▶ _Your instructions_:
How many lines below hold the string "should"? Report that number alone.

::: Dataset records :::

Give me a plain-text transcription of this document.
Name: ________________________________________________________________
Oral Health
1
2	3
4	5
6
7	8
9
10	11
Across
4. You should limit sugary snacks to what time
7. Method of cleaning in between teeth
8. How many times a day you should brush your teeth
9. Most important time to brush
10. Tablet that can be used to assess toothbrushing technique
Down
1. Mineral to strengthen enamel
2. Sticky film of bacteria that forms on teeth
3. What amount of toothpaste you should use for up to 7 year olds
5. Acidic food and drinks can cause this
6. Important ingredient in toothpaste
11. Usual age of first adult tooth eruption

:::

▶ _Written solution_:
3